▸ Goal
The records are to be restated in their entirety, word for word.

▸ Material for this task
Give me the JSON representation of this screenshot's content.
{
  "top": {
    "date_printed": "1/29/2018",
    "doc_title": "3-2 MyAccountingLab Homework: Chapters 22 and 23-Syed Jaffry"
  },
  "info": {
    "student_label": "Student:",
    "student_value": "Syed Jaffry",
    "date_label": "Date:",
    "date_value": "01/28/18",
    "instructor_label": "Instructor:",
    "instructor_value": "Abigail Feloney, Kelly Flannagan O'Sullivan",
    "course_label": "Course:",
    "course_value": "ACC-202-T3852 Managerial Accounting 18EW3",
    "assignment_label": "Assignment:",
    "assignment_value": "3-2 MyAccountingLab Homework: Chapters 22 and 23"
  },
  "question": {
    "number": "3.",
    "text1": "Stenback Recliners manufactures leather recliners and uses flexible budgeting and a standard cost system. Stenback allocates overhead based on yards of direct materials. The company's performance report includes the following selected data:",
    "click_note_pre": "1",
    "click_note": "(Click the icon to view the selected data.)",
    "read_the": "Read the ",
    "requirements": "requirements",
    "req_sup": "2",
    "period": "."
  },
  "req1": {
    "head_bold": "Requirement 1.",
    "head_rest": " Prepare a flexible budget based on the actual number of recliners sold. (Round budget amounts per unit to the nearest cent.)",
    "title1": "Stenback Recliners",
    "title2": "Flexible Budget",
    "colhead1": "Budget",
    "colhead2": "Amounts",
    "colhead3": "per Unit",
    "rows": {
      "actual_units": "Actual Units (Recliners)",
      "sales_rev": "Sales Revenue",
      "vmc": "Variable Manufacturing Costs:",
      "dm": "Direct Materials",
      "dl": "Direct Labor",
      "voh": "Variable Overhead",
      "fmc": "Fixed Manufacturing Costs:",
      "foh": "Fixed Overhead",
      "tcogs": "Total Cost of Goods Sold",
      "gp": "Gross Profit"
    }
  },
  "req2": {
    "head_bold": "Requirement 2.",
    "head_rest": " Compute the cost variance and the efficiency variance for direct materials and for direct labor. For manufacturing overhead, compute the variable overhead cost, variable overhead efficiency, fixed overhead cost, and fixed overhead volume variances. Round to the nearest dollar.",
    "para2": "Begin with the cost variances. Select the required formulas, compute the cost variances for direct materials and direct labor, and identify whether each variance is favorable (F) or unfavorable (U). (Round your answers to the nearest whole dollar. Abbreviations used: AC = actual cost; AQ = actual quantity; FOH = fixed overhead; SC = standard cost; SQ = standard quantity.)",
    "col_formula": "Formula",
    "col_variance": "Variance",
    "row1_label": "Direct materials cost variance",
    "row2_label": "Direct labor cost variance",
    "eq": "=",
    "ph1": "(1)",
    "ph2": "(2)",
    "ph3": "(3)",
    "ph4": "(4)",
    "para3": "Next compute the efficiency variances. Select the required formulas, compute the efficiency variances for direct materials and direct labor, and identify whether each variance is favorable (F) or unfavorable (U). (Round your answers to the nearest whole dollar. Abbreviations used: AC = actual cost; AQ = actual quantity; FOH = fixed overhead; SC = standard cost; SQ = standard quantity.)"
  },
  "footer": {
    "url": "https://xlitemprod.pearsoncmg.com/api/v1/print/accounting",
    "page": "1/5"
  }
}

▸ Response for this exercise
Give me the JSON representation of this screenshot's content.
{
  "top": {
    "date_printed": "1/29/2018",
    "doc_title": "3-2 MyAccountingLab Homework: Chapters 22 and 23-Syed Jaffry"
  },
  "info": {
    "student_label": "Student:",
    "student_value": "Syed Jaffry",
    "date_label": "Date:",
    "date_value": "01/28/18",
    "instructor_label": "Instructor:",
    "instructor_value": "Abigail Feloney, Kelly Flannagan O'Sullivan",
    "course_label": "Course:",
    "course_value": "ACC-202-T3852 Managerial Accounting 18EW3",
    "assignment_label": "Assignment:",
    "assignment_value": "3-2 MyAccountingLab Homework: Chapters 22 and 23"
  },
  "question": {
    "number": "3.",
    "text1": "Stenback Recliners manufactures leather recliners and uses flexible budgeting and a standard cost system. Stenback allocates overhead based on yards of direct materials. The company's performance report includes the following selected data:",
    "click_note_pre": "1",
    "click_note": "(Click the icon to view the selected data.)",
    "read_the": "Read the ",
    "requirements": "requirements",
    "req_sup": "2",
    "period": "."
  },
  "req1": {
    "head_bold": "Requirement 1.",
    "head_rest": " Prepare a flexible budget based on the actual number of recliners sold. (Round budget amounts per unit to the nearest cent.)",
    "title1": "Stenback Recliners",
    "title2": "Flexible Budget",
    "colhead1": "Budget",
    "colhead2": "Amounts",
    "colhead3": "per Unit",
    "rows": {
      "actual_units": "Actual Units (Recliners)",
      "sales_rev": "Sales Revenue",
      "vmc": "Variable Manufacturing Costs:",
      "dm": "Direct Materials",
      "dl": "Direct Labor",
      "voh": "Variable Overhead",
      "fmc": "Fixed Manufacturing Costs:",
      "foh": "Fixed Overhead",
      "tcogs": "Total Cost of Goods Sold",
      "gp": "Gross Profit"
    }
  },
  "req2": {
    "head_bold": "Requirement 2.",
    "head_rest": " Compute the cost variance and the efficiency variance for direct materials and for direct labor. For manufacturing overhead, compute the variable overhead cost, variable overhead efficiency, fixed overhead cost, and fixed overhead volume variances. Round to the nearest dollar.",
    "para2": "Begin with the cost variances. Select the required formulas, compute the cost variances for direct materials and direct labor, and identify whether each variance is favorable (F) or unfavorable (U). (Round your answers to the nearest whole dollar. Abbreviations used: AC = actual cost; AQ = actual quantity; FOH = fixed overhead; SC = standard cost; SQ = standard quantity.)",
    "col_formula": "Formula",
    "col_variance": "Variance",
    "row1_label": "Direct materials cost variance",
    "row2_label": "Direct labor cost variance",
    "eq": "=",
    "ph1": "(1)",
    "ph2": "(2)",
    "ph3": "(3)",
    "ph4": "(4)",
    "para3": "Next compute the efficiency variances. Select the required formulas, compute the efficiency variances for direct materials and direct labor, and identify whether each variance is favorable (F) or unfavorable (U). (Round your answers to the nearest whole dollar. Abbreviations used: AC = actual cost; AQ = actual quantity; FOH = fixed overhead; SC = standard cost; SQ = standard quantity.)"
  },
  "footer": {
    "url": "https://xlitemprod.pearsoncmg.com/api/v1/print/accounting",
    "page": "1/5"
  }
}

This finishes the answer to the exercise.